---------- DATA EXTRACT
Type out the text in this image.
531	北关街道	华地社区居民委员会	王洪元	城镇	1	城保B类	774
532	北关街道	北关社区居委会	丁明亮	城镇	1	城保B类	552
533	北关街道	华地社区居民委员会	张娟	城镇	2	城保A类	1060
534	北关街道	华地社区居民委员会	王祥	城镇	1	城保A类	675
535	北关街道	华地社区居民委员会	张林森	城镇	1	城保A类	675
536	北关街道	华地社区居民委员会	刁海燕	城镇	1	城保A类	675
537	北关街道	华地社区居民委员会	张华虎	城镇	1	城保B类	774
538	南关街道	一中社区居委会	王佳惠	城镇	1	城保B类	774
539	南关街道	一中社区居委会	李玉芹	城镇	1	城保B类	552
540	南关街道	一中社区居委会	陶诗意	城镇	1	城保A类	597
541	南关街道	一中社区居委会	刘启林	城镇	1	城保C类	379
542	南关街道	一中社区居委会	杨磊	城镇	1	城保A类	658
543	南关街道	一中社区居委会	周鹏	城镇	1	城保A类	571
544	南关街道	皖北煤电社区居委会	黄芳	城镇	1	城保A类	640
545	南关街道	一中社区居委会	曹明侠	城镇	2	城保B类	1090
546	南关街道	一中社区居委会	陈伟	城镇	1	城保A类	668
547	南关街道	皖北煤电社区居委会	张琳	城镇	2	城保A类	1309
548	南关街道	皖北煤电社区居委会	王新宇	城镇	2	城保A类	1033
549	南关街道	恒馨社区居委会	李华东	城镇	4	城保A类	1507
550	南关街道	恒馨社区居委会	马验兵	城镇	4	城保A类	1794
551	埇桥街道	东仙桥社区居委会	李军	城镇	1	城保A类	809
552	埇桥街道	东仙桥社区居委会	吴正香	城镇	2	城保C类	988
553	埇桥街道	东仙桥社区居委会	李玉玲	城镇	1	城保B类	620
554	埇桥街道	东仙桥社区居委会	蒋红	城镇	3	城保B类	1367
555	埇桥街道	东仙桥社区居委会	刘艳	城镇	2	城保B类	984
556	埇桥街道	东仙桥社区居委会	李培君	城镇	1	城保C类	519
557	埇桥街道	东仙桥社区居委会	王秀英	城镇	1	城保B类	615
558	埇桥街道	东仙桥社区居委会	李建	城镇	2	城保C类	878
--------------------
**WRITTEN PROBLEM:** Retype the material in full. Each word must match.

**FINAL ANSWER:**
Type out the text in this image.
531	北关街道	华地社区居民委员会	王洪元	城镇	1	城保B类	774
532	北关街道	北关社区居委会	丁明亮	城镇	1	城保B类	552
533	北关街道	华地社区居民委员会	张娟	城镇	2	城保A类	1060
534	北关街道	华地社区居民委员会	王祥	城镇	1	城保A类	675
535	北关街道	华地社区居民委员会	张林森	城镇	1	城保A类	675
536	北关街道	华地社区居民委员会	刁海燕	城镇	1	城保A类	675
537	北关街道	华地社区居民委员会	张华虎	城镇	1	城保B类	774
538	南关街道	一中社区居委会	王佳惠	城镇	1	城保B类	774
539	南关街道	一中社区居委会	李玉芹	城镇	1	城保B类	552
540	南关街道	一中社区居委会	陶诗意	城镇	1	城保A类	597
541	南关街道	一中社区居委会	刘启林	城镇	1	城保C类	379
542	南关街道	一中社区居委会	杨磊	城镇	1	城保A类	658
543	南关街道	一中社区居委会	周鹏	城镇	1	城保A类	571
544	南关街道	皖北煤电社区居委会	黄芳	城镇	1	城保A类	640
545	南关街道	一中社区居委会	曹明侠	城镇	2	城保B类	1090
546	南关街道	一中社区居委会	陈伟	城镇	1	城保A类	668
547	南关街道	皖北煤电社区居委会	张琳	城镇	2	城保A类	1309
548	南关街道	皖北煤电社区居委会	王新宇	城镇	2	城保A类	1033
549	南关街道	恒馨社区居委会	李华东	城镇	4	城保A类	1507
550	南关街道	恒馨社区居委会	马验兵	城镇	4	城保A类	1794
551	埇桥街道	东仙桥社区居委会	李军	城镇	1	城保A类	809
552	埇桥街道	东仙桥社区居委会	吴正香	城镇	2	城保C类	988
553	埇桥街道	东仙桥社区居委会	李玉玲	城镇	1	城保B类	620
554	埇桥街道	东仙桥社区居委会	蒋红	城镇	3	城保B类	1367
555	埇桥街道	东仙桥社区居委会	刘艳	城镇	2	城保B类	984
556	埇桥街道	东仙桥社区居委会	李培君	城镇	1	城保C类	519
557	埇桥街道	东仙桥社区居委会	王秀英	城镇	1	城保B类	615
558	埇桥街道	东仙桥社区居委会	李建	城镇	2	城保C类	878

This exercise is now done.